Scan the listing below. Report each line that includes "CMYK".

— Begin RECORDED INFORMATION —

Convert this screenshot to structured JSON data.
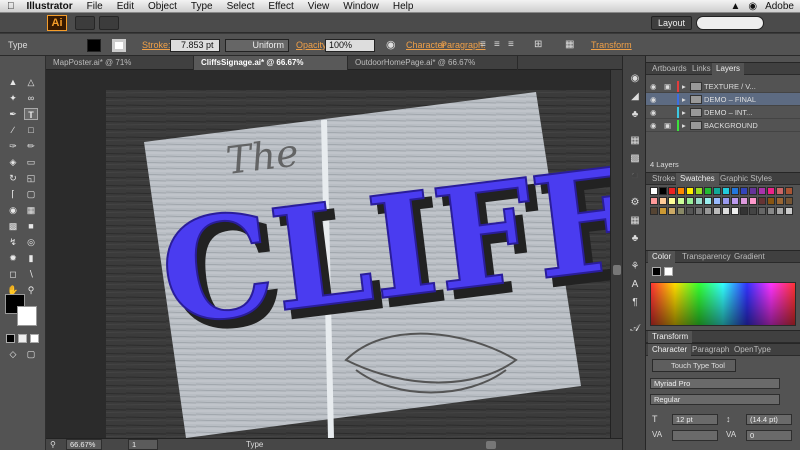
{
  "menubar": {
    "app": "Illustrator",
    "items": [
      "File",
      "Edit",
      "Object",
      "Type",
      "Select",
      "Effect",
      "View",
      "Window",
      "Help"
    ],
    "right_label": "Adobe"
  },
  "appbar": {
    "logo": "Ai",
    "workspace": "Layout"
  },
  "control": {
    "tool_label": "Type",
    "stroke_label": "Stroke:",
    "stroke_weight": "7.853 pt",
    "stroke_profile": "Uniform",
    "opacity_label": "Opacity:",
    "opacity_value": "100%",
    "character_link": "Character",
    "paragraph_link": "Paragraph:",
    "transform_link": "Transform"
  },
  "tabs": [
    {
      "label": "MapPoster.ai* @ 71% (CMYK/Preview)"
    },
    {
      "label": "CliffsSignage.ai* @ 66.67% (CMYK/Preview)"
    },
    {
      "label": "OutdoorHomePage.ai* @ 66.67% (RGB/Preview)"
    }
  ],
  "artwork": {
    "script_text": "The",
    "headline": "CLIFFS",
    "headline_color": "#4a3cf0"
  },
  "status": {
    "zoom": "66.67%",
    "page": "1",
    "tool": "Type"
  },
  "layers_panel": {
    "tabs": [
      "Artboards",
      "Links",
      "Layers"
    ],
    "layers": [
      {
        "name": "TEXTURE / V...",
        "color": "#e23c3c"
      },
      {
        "name": "DEMO – FINAL",
        "color": "#3c6ee2"
      },
      {
        "name": "DEMO – INT...",
        "color": "#3cc8e2"
      },
      {
        "name": "BACKGROUND",
        "color": "#3ce23c"
      }
    ],
    "count": "4 Layers"
  },
  "swatches_panel": {
    "tabs": [
      "Stroke",
      "Swatches",
      "Graphic Styles"
    ]
  },
  "color_panel": {
    "tabs": [
      "Color",
      "Transparency",
      "Gradient"
    ]
  },
  "transform_panel": {
    "title": "Transform"
  },
  "character_panel": {
    "tabs": [
      "Character",
      "Paragraph",
      "OpenType"
    ],
    "touch_type": "Touch Type Tool",
    "font_family": "Myriad Pro",
    "font_style": "Regular",
    "font_size": "12 pt",
    "leading": "(14.4 pt)",
    "tracking": "0"
  }
}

— End RECORDED INFORMATION —

- **SOLUTION TO THE EXERCISE**
      "label": "MapPoster.ai* @ 71% (CMYK/Preview)"
      "label": "CliffsSignage.ai* @ 66.67% (CMYK/Preview)"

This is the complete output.